**Dataset records**:
┄┄┄┄┄┄┄┄┄┄┄┄┄┄┄┄┄┄┄┄
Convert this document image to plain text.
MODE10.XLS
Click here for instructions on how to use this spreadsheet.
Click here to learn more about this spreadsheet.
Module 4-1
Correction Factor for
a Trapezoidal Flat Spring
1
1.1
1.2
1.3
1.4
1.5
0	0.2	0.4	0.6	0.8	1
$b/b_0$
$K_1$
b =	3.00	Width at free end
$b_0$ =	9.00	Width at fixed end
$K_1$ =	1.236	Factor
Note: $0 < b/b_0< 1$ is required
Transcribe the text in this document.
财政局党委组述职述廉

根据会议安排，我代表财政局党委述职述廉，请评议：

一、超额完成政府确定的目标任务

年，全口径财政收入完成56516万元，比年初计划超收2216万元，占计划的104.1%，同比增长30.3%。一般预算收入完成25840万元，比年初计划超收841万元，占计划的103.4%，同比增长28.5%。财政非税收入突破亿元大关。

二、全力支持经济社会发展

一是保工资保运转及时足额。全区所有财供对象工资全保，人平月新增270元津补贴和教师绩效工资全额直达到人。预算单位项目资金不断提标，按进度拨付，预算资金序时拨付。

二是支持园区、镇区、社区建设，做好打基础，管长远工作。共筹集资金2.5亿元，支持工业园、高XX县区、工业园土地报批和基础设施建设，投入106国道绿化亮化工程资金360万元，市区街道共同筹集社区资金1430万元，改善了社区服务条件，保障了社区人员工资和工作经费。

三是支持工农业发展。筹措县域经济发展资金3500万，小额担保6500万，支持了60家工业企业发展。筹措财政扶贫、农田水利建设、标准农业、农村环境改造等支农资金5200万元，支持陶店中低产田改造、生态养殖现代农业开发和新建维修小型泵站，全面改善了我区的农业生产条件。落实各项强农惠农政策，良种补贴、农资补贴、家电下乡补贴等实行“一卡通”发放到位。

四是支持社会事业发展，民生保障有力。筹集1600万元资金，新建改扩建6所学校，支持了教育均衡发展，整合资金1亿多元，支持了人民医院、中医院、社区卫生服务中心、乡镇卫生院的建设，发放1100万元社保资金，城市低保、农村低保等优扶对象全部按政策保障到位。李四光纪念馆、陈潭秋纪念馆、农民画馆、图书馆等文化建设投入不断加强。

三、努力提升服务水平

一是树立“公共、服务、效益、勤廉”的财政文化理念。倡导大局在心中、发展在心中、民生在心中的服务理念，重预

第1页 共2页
┄┄┄┄┄┄┄┄┄┄┄┄┄┄┄┄┄┄┄┄
**Task to complete**: Output an exact copy of each record.

**Full response**:
Convert this document image to plain text.
MODE10.XLS
Click here for instructions on how to use this spreadsheet.
Click here to learn more about this spreadsheet.
Module 4-1
Correction Factor for
a Trapezoidal Flat Spring
1
1.1
1.2
1.3
1.4
1.5
0	0.2	0.4	0.6	0.8	1
$b/b_0$
$K_1$
b =	3.00	Width at free end
$b_0$ =	9.00	Width at fixed end
$K_1$ =	1.236	Factor
Note: $0 < b/b_0< 1$ is required
Transcribe the text in this document.
财政局党委组述职述廉

根据会议安排，我代表财政局党委述职述廉，请评议：

一、超额完成政府确定的目标任务

年，全口径财政收入完成56516万元，比年初计划超收2216万元，占计划的104.1%，同比增长30.3%。一般预算收入完成25840万元，比年初计划超收841万元，占计划的103.4%，同比增长28.5%。财政非税收入突破亿元大关。

二、全力支持经济社会发展

一是保工资保运转及时足额。全区所有财供对象工资全保，人平月新增270元津补贴和教师绩效工资全额直达到人。预算单位项目资金不断提标，按进度拨付，预算资金序时拨付。

二是支持园区、镇区、社区建设，做好打基础，管长远工作。共筹集资金2.5亿元，支持工业园、高XX县区、工业园土地报批和基础设施建设，投入106国道绿化亮化工程资金360万元，市区街道共同筹集社区资金1430万元，改善了社区服务条件，保障了社区人员工资和工作经费。

三是支持工农业发展。筹措县域经济发展资金3500万，小额担保6500万，支持了60家工业企业发展。筹措财政扶贫、农田水利建设、标准农业、农村环境改造等支农资金5200万元，支持陶店中低产田改造、生态养殖现代农业开发和新建维修小型泵站，全面改善了我区的农业生产条件。落实各项强农惠农政策，良种补贴、农资补贴、家电下乡补贴等实行“一卡通”发放到位。

四是支持社会事业发展，民生保障有力。筹集1600万元资金，新建改扩建6所学校，支持了教育均衡发展，整合资金1亿多元，支持了人民医院、中医院、社区卫生服务中心、乡镇卫生院的建设，发放1100万元社保资金，城市低保、农村低保等优扶对象全部按政策保障到位。李四光纪念馆、陈潭秋纪念馆、农民画馆、图书馆等文化建设投入不断加强。

三、努力提升服务水平

一是树立“公共、服务、效益、勤廉”的财政文化理念。倡导大局在心中、发展在心中、民生在心中的服务理念，重预

第1页 共2页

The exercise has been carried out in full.